===== Data entries

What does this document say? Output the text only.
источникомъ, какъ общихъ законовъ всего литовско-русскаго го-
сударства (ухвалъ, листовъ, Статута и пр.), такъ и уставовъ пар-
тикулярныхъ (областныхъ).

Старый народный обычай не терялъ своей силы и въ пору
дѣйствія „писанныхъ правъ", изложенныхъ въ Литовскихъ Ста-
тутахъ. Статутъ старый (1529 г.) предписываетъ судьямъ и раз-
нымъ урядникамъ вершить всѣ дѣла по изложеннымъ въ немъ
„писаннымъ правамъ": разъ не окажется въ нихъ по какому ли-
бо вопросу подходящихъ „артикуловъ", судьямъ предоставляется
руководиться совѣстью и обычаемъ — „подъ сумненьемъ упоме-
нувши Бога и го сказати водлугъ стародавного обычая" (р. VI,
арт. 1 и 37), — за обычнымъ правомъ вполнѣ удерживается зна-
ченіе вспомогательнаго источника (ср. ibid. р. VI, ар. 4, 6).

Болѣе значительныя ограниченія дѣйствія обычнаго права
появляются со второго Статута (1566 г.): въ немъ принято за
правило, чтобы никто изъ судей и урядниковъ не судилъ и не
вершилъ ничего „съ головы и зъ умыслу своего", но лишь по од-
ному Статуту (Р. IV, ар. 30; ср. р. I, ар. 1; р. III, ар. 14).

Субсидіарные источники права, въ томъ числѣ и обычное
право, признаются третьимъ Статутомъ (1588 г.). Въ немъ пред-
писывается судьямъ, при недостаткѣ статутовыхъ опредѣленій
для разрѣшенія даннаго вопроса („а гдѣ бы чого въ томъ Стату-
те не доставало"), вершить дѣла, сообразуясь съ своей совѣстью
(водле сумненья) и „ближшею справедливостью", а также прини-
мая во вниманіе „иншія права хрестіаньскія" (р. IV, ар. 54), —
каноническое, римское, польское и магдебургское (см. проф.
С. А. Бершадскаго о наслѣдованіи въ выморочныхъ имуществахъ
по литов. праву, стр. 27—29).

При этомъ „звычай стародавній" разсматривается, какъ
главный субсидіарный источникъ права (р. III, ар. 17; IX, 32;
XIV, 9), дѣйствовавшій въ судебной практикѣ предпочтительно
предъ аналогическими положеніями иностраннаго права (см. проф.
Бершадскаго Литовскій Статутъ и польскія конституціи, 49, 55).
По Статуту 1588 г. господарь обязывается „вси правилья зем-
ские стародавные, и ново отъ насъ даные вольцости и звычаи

==========

### What to produce
Write out every record shown above, word for word.

### Written response
What does this document say? Output the text only.
источникомъ, какъ общихъ законовъ всего литовско-русскаго го-
сударства (ухвалъ, листовъ, Статута и пр.), такъ и уставовъ пар-
тикулярныхъ (областныхъ).

Старый народный обычай не терялъ своей силы и въ пору
дѣйствія „писанныхъ правъ", изложенныхъ въ Литовскихъ Ста-
тутахъ. Статутъ старый (1529 г.) предписываетъ судьямъ и раз-
нымъ урядникамъ вершить всѣ дѣла по изложеннымъ въ немъ
„писаннымъ правамъ": разъ не окажется въ нихъ по какому ли-
бо вопросу подходящихъ „артикуловъ", судьямъ предоставляется
руководиться совѣстью и обычаемъ — „подъ сумненьемъ упоме-
нувши Бога и го сказати водлугъ стародавного обычая" (р. VI,
арт. 1 и 37), — за обычнымъ правомъ вполнѣ удерживается зна-
ченіе вспомогательнаго источника (ср. ibid. р. VI, ар. 4, 6).

Болѣе значительныя ограниченія дѣйствія обычнаго права
появляются со второго Статута (1566 г.): въ немъ принято за
правило, чтобы никто изъ судей и урядниковъ не судилъ и не
вершилъ ничего „съ головы и зъ умыслу своего", но лишь по од-
ному Статуту (Р. IV, ар. 30; ср. р. I, ар. 1; р. III, ар. 14).

Субсидіарные источники права, въ томъ числѣ и обычное
право, признаются третьимъ Статутомъ (1588 г.). Въ немъ пред-
писывается судьямъ, при недостаткѣ статутовыхъ опредѣленій
для разрѣшенія даннаго вопроса („а гдѣ бы чого въ томъ Стату-
те не доставало"), вершить дѣла, сообразуясь съ своей совѣстью
(водле сумненья) и „ближшею справедливостью", а также прини-
мая во вниманіе „иншія права хрестіаньскія" (р. IV, ар. 54), —
каноническое, римское, польское и магдебургское (см. проф.
С. А. Бершадскаго о наслѣдованіи въ выморочныхъ имуществахъ
по литов. праву, стр. 27—29).

При этомъ „звычай стародавній" разсматривается, какъ
главный субсидіарный источникъ права (р. III, ар. 17; IX, 32;
XIV, 9), дѣйствовавшій въ судебной практикѣ предпочтительно
предъ аналогическими положеніями иностраннаго права (см. проф.
Бершадскаго Литовскій Статутъ и польскія конституціи, 49, 55).
По Статуту 1588 г. господарь обязывается „вси правилья зем-
ские стародавные, и ново отъ насъ даные вольцости и звычаи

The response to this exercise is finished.